▶ _TASK TO COMPLETE_
What is the number of lines containing the word "image"? Please answer with that number and nothing more.

+++ TASK INPUT

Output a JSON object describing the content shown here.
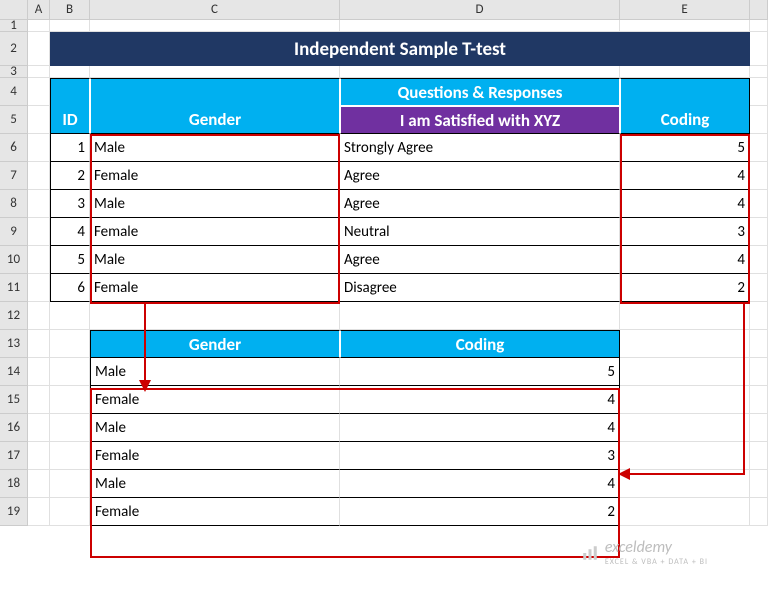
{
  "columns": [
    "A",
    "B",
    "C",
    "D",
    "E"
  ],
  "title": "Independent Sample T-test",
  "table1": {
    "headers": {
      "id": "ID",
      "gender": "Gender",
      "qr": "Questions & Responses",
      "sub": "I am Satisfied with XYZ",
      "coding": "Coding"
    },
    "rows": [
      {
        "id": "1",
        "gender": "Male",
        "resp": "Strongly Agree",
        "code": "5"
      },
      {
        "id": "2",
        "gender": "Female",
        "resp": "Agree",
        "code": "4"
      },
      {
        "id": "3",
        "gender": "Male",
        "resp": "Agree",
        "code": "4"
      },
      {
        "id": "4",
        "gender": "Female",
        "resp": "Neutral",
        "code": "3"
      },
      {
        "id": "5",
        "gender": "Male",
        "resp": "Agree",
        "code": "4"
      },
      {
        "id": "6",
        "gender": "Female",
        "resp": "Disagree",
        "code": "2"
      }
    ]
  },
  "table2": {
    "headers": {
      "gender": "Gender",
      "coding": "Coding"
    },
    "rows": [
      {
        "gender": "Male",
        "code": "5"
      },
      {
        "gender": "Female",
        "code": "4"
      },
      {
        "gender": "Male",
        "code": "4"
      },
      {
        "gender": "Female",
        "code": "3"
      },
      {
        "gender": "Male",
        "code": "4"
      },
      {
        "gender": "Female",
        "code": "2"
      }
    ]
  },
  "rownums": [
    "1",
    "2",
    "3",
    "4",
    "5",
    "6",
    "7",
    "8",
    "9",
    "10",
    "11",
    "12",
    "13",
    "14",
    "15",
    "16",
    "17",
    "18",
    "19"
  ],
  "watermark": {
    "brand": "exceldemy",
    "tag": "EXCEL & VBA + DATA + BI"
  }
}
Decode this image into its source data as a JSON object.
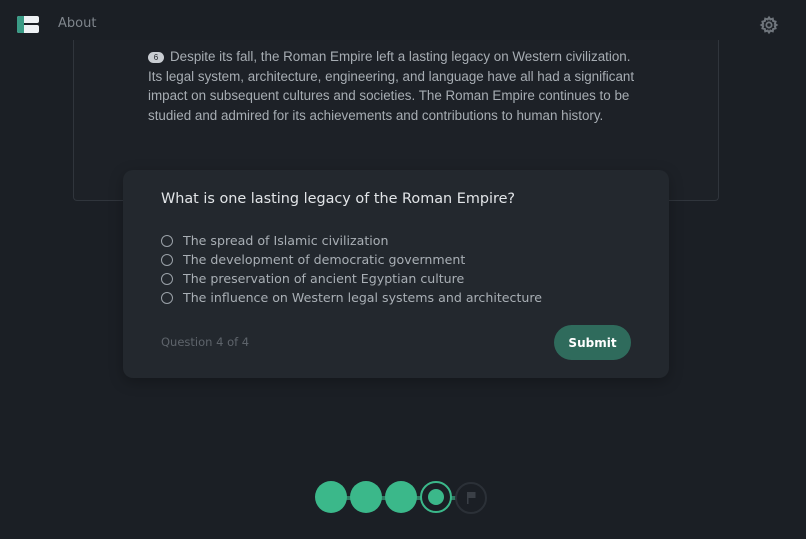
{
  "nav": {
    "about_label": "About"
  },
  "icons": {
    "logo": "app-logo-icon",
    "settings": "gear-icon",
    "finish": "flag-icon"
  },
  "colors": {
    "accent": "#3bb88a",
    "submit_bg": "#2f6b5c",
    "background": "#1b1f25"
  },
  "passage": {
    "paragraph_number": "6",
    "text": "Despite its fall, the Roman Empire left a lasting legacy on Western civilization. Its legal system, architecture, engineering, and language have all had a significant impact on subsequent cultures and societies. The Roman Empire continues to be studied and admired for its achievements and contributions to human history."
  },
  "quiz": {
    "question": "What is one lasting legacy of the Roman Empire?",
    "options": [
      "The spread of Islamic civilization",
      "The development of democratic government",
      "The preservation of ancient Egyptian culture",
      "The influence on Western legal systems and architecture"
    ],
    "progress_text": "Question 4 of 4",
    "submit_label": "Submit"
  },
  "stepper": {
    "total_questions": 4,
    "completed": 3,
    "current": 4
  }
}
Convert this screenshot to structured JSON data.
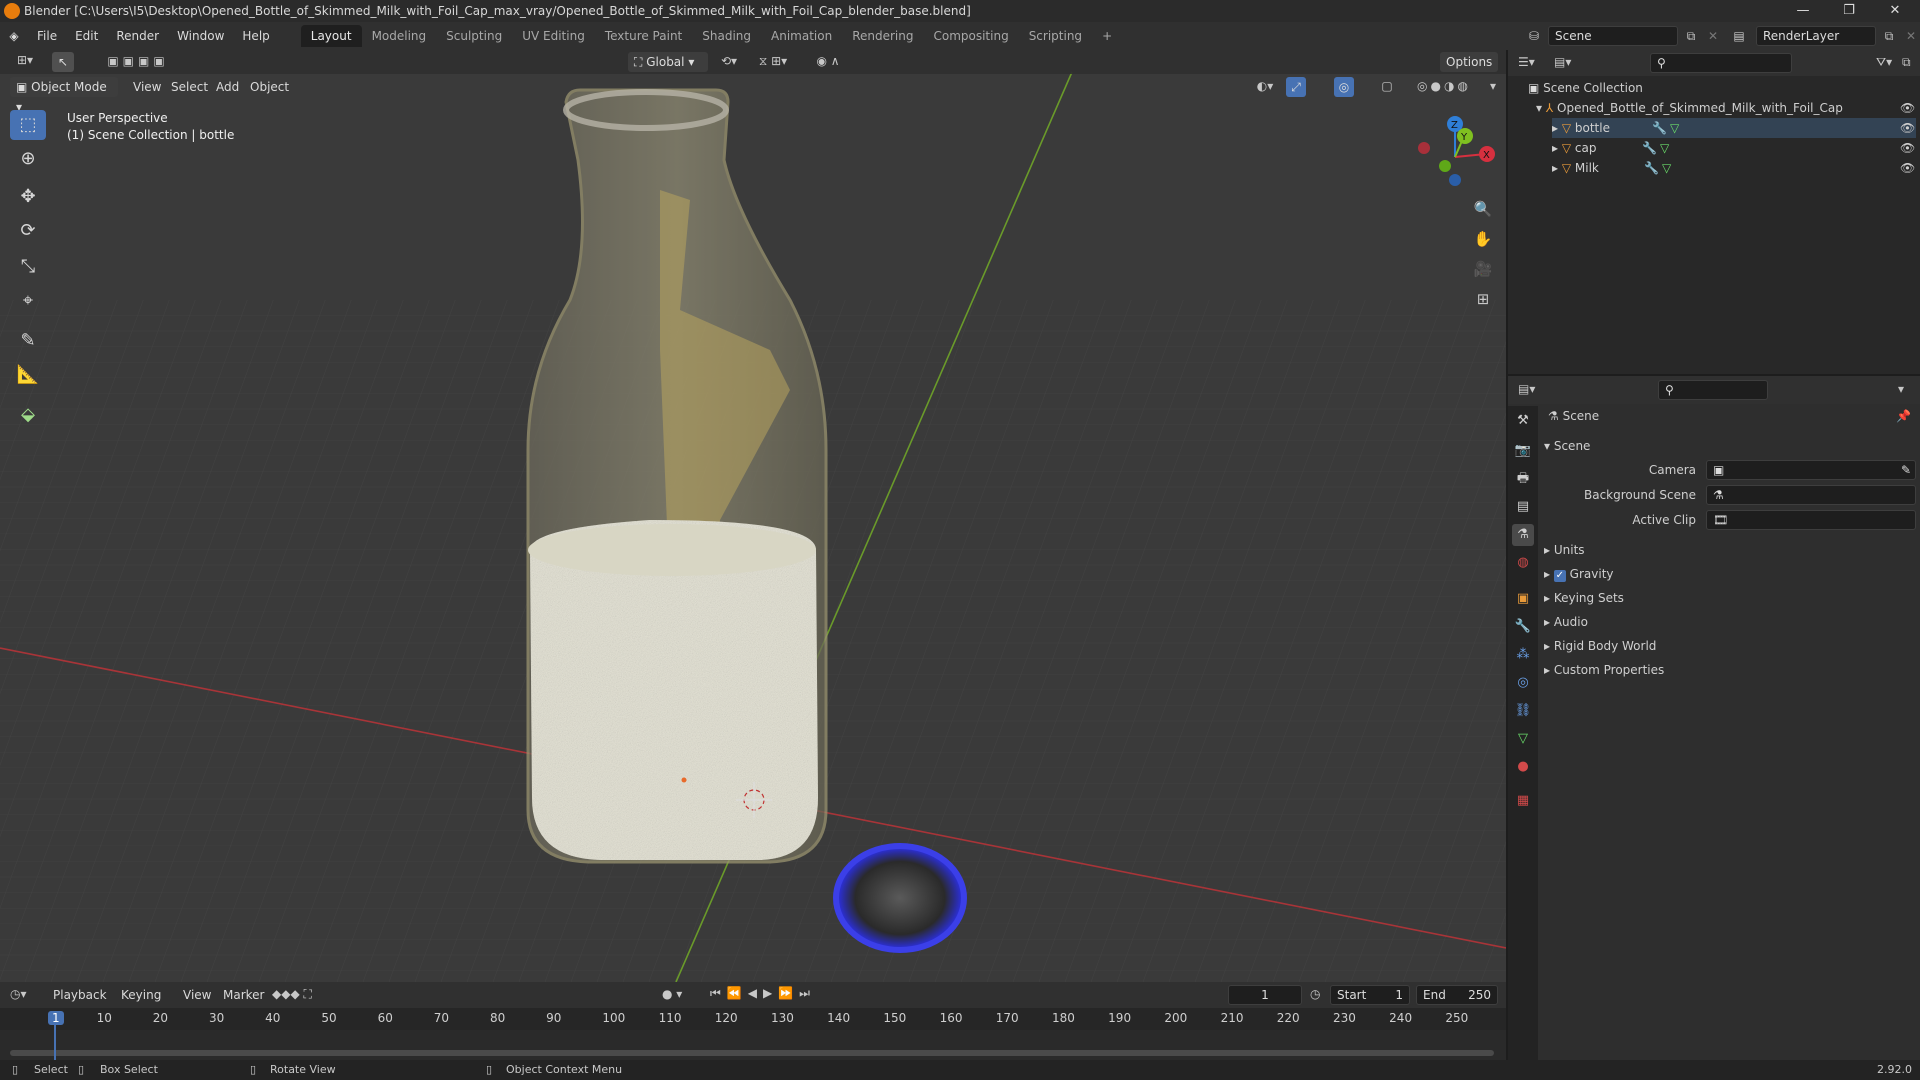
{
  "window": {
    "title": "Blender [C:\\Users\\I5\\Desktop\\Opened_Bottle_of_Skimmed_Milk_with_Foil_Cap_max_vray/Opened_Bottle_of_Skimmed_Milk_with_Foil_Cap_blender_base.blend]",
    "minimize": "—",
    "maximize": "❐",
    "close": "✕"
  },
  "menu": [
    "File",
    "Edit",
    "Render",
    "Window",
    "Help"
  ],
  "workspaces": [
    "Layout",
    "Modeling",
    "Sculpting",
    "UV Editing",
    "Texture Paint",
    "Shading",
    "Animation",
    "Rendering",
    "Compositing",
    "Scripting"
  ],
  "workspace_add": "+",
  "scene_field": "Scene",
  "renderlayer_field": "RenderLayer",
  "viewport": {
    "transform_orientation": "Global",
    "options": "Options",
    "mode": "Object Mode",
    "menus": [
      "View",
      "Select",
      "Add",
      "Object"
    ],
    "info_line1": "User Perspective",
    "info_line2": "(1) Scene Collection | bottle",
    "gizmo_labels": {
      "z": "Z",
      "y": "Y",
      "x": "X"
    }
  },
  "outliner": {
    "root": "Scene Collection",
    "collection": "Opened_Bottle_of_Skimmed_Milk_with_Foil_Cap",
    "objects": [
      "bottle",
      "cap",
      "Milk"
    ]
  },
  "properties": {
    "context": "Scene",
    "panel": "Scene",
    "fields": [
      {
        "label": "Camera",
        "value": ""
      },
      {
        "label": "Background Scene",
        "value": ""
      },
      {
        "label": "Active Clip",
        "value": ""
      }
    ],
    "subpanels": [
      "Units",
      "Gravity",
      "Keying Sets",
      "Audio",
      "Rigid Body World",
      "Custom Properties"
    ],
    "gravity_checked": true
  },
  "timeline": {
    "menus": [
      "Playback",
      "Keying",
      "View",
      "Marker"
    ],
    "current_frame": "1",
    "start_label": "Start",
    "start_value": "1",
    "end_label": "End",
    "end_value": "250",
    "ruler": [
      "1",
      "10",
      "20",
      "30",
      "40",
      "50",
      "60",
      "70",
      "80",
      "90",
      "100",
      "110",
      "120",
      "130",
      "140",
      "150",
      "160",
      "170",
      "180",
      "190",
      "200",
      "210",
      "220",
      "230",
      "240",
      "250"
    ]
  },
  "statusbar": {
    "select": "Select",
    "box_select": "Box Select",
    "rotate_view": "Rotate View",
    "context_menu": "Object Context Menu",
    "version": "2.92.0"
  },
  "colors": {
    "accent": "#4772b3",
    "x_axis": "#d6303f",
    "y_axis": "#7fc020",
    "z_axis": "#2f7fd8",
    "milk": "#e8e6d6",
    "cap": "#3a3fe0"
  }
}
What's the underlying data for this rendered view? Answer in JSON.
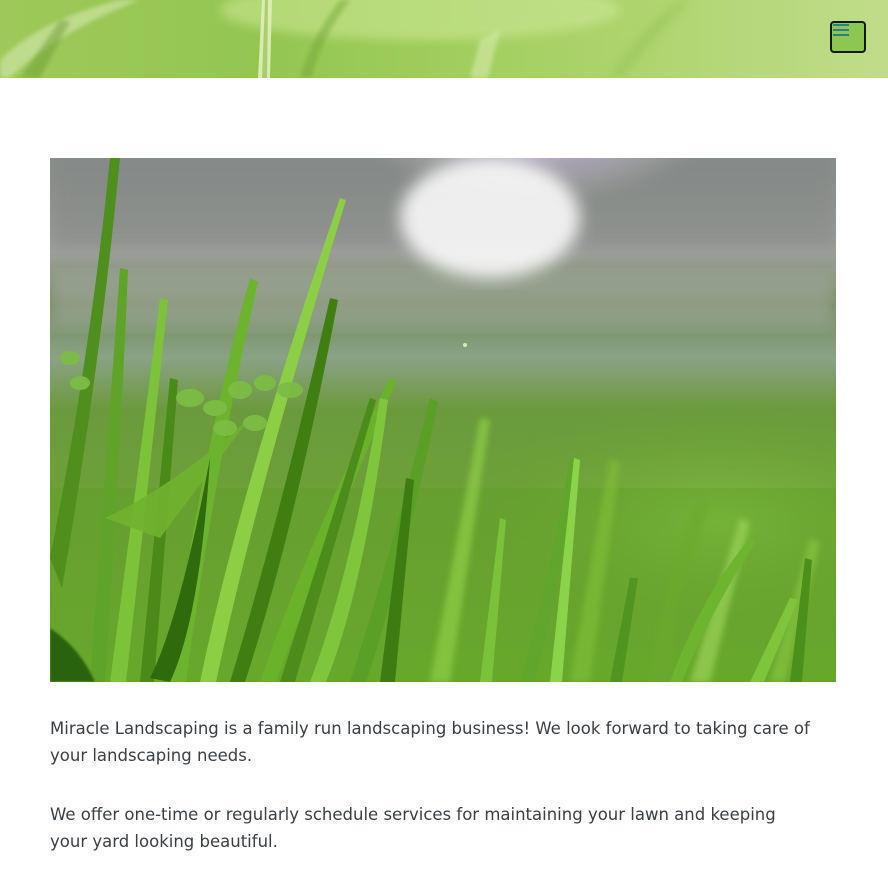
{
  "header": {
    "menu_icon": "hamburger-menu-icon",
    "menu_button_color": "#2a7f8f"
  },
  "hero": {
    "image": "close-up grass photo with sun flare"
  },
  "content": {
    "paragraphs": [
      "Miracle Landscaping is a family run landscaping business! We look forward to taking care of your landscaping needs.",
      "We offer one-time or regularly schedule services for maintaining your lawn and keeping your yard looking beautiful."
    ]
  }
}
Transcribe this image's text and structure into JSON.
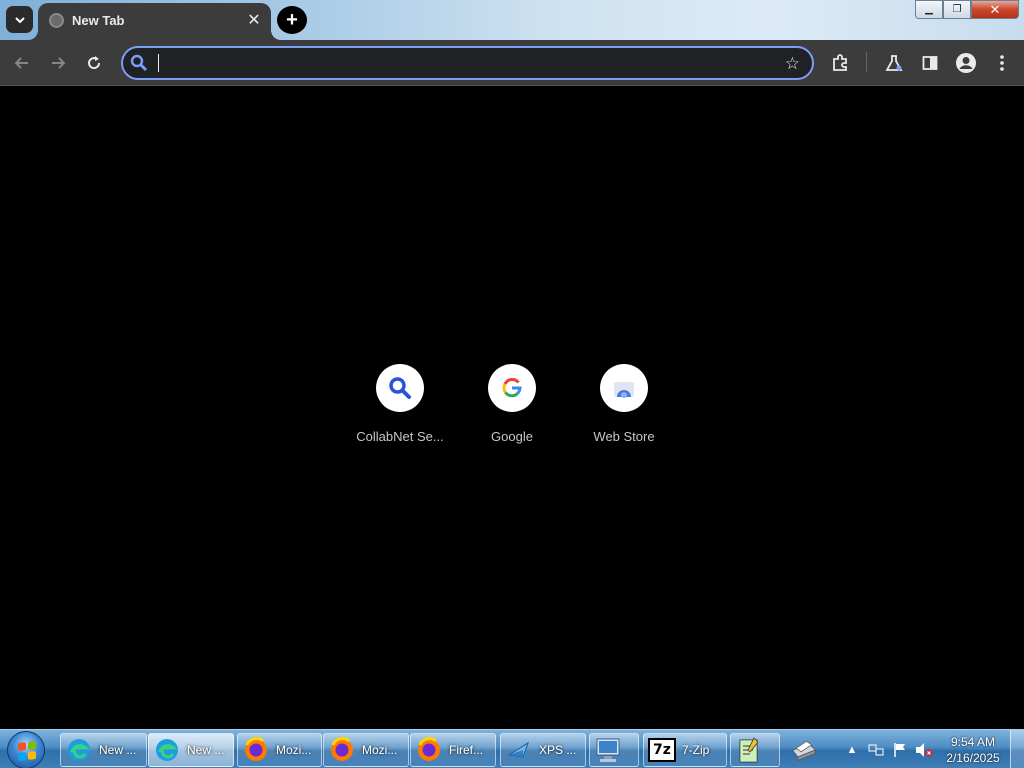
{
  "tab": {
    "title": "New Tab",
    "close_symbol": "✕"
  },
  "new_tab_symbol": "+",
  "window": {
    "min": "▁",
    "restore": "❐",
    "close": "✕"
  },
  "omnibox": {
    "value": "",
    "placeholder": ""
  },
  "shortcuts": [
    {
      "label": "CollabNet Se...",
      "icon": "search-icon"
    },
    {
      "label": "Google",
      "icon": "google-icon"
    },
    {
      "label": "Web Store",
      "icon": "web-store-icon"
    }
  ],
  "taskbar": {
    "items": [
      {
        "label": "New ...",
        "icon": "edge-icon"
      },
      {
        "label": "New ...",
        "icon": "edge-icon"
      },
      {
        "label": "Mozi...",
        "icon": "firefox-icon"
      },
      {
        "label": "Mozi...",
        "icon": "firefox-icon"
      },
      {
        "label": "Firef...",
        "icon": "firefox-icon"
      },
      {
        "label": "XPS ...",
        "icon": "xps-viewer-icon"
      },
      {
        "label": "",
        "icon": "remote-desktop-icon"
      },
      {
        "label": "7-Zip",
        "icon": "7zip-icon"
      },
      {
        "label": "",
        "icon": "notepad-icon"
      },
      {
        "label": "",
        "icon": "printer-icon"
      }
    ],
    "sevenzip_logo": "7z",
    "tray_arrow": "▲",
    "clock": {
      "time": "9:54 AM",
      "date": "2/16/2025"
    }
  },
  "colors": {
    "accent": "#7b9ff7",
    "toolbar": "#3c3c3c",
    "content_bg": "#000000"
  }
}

++++++

▶ _IN RESPONSE_
3